The task
Retype each record below word for word. Leave the pictures out.

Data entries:
• • • •

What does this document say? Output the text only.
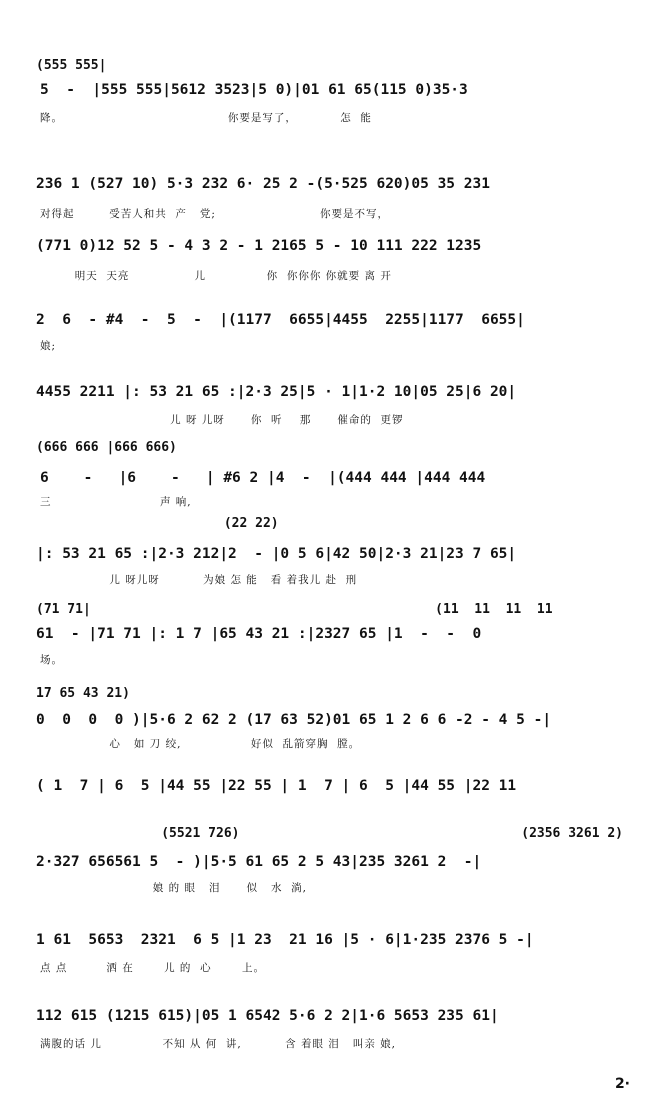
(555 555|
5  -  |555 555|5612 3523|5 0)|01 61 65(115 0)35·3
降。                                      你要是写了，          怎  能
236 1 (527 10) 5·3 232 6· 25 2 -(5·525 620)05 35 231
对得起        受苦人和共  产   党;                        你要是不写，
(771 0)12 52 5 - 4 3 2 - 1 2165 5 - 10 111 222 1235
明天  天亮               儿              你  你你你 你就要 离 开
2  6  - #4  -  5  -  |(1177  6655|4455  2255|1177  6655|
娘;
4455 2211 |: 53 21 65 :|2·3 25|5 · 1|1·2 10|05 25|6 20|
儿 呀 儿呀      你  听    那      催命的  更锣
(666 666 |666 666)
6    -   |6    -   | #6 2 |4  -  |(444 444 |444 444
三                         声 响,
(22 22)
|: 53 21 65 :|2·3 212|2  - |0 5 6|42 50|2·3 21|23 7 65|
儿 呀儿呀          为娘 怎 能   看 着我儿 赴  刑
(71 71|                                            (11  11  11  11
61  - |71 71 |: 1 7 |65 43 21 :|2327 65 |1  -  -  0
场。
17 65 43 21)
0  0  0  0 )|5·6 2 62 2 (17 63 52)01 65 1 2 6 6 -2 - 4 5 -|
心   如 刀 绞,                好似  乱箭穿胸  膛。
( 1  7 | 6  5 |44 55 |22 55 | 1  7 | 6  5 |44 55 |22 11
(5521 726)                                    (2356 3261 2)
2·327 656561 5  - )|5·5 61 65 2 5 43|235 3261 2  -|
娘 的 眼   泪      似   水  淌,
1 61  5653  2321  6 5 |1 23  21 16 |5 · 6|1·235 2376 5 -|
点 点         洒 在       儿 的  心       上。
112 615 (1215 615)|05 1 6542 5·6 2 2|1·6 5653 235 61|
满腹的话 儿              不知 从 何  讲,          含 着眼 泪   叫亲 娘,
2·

• • • •

Full response
What does this document say? Output the text only.
(555 555|
5  -  |555 555|5612 3523|5 0)|01 61 65(115 0)35·3
降。                                      你要是写了，          怎  能
236 1 (527 10) 5·3 232 6· 25 2 -(5·525 620)05 35 231
对得起        受苦人和共  产   党;                        你要是不写，
(771 0)12 52 5 - 4 3 2 - 1 2165 5 - 10 111 222 1235
明天  天亮               儿              你  你你你 你就要 离 开
2  6  - #4  -  5  -  |(1177  6655|4455  2255|1177  6655|
娘;
4455 2211 |: 53 21 65 :|2·3 25|5 · 1|1·2 10|05 25|6 20|
儿 呀 儿呀      你  听    那      催命的  更锣
(666 666 |666 666)
6    -   |6    -   | #6 2 |4  -  |(444 444 |444 444
三                         声 响,
(22 22)
|: 53 21 65 :|2·3 212|2  - |0 5 6|42 50|2·3 21|23 7 65|
儿 呀儿呀          为娘 怎 能   看 着我儿 赴  刑
(71 71|                                            (11  11  11  11
61  - |71 71 |: 1 7 |65 43 21 :|2327 65 |1  -  -  0
场。
17 65 43 21)
0  0  0  0 )|5·6 2 62 2 (17 63 52)01 65 1 2 6 6 -2 - 4 5 -|
心   如 刀 绞,                好似  乱箭穿胸  膛。
( 1  7 | 6  5 |44 55 |22 55 | 1  7 | 6  5 |44 55 |22 11
(5521 726)                                    (2356 3261 2)
2·327 656561 5  - )|5·5 61 65 2 5 43|235 3261 2  -|
娘 的 眼   泪      似   水  淌,
1 61  5653  2321  6 5 |1 23  21 16 |5 · 6|1·235 2376 5 -|
点 点         洒 在       儿 的  心       上。
112 615 (1215 615)|05 1 6542 5·6 2 2|1·6 5653 235 61|
满腹的话 儿              不知 从 何  讲,          含 着眼 泪   叫亲 娘,
2·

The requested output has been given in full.